- _What the task requires_: Reproduce the data below word for word, starting with its first line and ending with the line that contains "505, 576, 529]", including both of those lines.

(A block of data)
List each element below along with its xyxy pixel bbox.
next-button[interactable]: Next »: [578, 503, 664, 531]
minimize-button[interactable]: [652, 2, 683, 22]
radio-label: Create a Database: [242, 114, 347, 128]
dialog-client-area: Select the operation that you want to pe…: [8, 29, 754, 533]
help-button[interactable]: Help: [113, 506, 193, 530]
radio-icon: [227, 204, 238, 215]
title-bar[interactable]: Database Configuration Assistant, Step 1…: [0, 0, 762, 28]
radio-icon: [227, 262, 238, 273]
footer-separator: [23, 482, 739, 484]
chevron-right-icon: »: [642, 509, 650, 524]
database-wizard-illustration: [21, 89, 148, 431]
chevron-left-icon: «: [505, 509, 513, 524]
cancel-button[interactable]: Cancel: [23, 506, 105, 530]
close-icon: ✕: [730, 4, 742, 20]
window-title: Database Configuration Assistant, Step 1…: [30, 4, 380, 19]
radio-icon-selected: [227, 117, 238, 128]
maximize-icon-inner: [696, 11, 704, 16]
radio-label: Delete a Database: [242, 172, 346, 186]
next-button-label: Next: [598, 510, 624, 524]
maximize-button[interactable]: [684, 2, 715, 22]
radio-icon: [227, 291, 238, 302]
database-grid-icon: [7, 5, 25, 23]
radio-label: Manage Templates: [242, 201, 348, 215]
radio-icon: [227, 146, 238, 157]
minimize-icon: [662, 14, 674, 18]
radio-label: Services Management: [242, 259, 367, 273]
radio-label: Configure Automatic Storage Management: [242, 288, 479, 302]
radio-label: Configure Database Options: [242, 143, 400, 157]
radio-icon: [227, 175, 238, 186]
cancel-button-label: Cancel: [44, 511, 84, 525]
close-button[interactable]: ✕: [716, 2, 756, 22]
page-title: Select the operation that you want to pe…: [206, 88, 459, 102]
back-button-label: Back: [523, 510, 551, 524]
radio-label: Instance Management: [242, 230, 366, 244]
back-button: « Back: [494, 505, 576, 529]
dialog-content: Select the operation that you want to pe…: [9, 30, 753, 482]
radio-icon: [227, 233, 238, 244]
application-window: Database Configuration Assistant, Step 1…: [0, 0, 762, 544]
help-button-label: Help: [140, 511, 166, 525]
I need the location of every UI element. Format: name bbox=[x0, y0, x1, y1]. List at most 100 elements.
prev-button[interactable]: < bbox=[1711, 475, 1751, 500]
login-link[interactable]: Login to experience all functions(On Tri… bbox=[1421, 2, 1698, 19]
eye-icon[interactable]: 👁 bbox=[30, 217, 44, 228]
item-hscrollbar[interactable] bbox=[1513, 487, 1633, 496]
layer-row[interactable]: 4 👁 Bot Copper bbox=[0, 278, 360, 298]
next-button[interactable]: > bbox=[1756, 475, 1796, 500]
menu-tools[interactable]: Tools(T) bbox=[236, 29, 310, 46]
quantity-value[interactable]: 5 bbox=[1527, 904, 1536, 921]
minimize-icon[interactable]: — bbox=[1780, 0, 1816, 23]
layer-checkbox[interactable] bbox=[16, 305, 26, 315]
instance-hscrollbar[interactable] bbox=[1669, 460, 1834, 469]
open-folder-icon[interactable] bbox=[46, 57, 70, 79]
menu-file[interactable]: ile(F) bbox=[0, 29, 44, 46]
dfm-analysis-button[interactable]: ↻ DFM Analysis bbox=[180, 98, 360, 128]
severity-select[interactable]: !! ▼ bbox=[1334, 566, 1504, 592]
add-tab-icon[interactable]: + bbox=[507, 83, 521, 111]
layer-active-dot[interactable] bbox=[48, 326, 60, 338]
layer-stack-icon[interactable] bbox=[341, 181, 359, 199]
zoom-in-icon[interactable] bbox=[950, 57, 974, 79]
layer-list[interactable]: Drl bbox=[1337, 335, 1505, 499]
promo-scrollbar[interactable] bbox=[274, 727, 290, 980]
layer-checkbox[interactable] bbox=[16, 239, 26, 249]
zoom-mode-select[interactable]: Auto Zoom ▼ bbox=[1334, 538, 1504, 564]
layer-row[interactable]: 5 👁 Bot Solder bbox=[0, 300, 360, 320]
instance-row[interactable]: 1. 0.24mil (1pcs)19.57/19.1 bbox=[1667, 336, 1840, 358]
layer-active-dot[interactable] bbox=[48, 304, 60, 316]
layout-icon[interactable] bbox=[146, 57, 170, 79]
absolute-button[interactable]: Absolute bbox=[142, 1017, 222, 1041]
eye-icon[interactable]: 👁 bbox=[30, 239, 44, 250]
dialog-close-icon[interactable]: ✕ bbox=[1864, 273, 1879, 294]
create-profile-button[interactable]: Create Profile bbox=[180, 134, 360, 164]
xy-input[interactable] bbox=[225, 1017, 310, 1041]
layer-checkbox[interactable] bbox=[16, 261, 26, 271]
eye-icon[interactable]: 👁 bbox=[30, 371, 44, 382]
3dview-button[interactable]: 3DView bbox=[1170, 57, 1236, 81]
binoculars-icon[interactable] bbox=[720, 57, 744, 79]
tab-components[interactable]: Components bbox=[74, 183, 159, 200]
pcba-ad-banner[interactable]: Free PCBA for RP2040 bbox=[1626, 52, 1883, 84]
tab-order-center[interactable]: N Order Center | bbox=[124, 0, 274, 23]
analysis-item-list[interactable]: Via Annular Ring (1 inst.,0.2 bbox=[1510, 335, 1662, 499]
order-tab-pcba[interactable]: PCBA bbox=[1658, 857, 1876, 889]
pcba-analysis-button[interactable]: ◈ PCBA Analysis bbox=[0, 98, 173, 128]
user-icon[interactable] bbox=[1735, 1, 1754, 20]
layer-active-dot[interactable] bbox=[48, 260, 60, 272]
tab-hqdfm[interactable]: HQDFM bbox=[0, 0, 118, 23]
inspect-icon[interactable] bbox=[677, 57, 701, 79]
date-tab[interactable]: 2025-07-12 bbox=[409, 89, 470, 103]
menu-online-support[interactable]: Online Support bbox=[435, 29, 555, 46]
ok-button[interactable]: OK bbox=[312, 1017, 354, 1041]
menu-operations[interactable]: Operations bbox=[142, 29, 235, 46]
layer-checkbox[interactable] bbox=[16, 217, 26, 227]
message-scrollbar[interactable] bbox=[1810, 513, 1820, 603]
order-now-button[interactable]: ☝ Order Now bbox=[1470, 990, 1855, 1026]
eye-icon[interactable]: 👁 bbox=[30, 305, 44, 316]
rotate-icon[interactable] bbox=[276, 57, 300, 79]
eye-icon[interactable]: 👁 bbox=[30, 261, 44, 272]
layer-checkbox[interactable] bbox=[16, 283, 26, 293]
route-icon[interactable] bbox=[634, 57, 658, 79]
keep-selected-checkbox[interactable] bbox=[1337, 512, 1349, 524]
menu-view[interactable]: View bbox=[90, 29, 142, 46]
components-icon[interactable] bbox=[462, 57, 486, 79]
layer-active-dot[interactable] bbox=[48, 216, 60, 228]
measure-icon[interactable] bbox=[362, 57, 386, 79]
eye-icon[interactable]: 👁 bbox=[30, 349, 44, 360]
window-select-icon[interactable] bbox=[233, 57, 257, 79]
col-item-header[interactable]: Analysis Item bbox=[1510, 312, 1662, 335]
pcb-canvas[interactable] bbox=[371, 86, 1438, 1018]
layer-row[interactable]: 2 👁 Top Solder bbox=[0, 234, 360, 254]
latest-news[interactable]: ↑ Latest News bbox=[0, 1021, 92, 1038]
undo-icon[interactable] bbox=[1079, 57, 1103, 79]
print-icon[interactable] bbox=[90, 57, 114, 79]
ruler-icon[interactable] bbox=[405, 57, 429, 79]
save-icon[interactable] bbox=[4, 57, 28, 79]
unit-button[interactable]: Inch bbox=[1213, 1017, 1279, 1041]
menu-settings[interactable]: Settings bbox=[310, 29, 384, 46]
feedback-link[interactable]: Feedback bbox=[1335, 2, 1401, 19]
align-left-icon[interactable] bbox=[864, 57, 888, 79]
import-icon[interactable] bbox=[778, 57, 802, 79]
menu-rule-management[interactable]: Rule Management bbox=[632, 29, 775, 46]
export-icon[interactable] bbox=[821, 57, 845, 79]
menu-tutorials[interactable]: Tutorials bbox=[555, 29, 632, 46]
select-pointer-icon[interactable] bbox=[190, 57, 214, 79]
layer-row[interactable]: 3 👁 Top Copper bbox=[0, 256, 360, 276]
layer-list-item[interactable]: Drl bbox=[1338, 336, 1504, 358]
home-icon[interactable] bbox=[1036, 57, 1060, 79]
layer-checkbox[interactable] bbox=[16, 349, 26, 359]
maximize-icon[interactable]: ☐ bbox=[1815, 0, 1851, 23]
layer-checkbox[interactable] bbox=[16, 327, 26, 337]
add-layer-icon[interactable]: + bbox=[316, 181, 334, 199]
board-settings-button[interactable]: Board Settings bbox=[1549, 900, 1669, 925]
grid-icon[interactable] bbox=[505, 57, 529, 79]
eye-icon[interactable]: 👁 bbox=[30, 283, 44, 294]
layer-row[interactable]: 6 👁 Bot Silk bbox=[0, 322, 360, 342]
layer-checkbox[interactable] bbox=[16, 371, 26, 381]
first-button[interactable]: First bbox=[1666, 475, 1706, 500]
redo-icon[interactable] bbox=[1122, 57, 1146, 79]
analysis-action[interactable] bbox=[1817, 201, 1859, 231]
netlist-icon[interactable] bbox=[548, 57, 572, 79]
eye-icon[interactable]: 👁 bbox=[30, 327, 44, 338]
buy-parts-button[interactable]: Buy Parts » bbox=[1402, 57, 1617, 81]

- _Result of the exercise_:
List each element below along with its xyxy pixel bbox.
next-button[interactable]: Next »: [578, 503, 664, 531]
minimize-button[interactable]: [652, 2, 683, 22]
radio-label: Create a Database: [242, 114, 347, 128]
dialog-client-area: Select the operation that you want to pe…: [8, 29, 754, 533]
help-button[interactable]: Help: [113, 506, 193, 530]
radio-icon: [227, 204, 238, 215]
title-bar[interactable]: Database Configuration Assistant, Step 1…: [0, 0, 762, 28]
radio-icon: [227, 262, 238, 273]
footer-separator: [23, 482, 739, 484]
chevron-right-icon: »: [642, 509, 650, 524]
database-wizard-illustration: [21, 89, 148, 431]
chevron-left-icon: «: [505, 509, 513, 524]
cancel-button[interactable]: Cancel: [23, 506, 105, 530]
close-icon: ✕: [730, 4, 742, 20]
window-title: Database Configuration Assistant, Step 1…: [30, 4, 380, 19]
radio-icon-selected: [227, 117, 238, 128]
maximize-icon-inner: [696, 11, 704, 16]
radio-label: Delete a Database: [242, 172, 346, 186]
next-button-label: Next: [598, 510, 624, 524]
maximize-button[interactable]: [684, 2, 715, 22]
radio-icon: [227, 291, 238, 302]
database-grid-icon: [7, 5, 25, 23]
radio-label: Manage Templates: [242, 201, 348, 215]
radio-icon: [227, 146, 238, 157]
minimize-icon: [662, 14, 674, 18]
radio-label: Services Management: [242, 259, 367, 273]
radio-label: Configure Automatic Storage Management: [242, 288, 479, 302]
radio-label: Configure Database Options: [242, 143, 400, 157]
radio-icon: [227, 175, 238, 186]
cancel-button-label: Cancel: [44, 511, 84, 525]
close-button[interactable]: ✕: [716, 2, 756, 22]
page-title: Select the operation that you want to pe…: [206, 88, 459, 102]
back-button-label: Back: [523, 510, 551, 524]
radio-label: Instance Management: [242, 230, 366, 244]
back-button: « Back: [494, 505, 576, 529]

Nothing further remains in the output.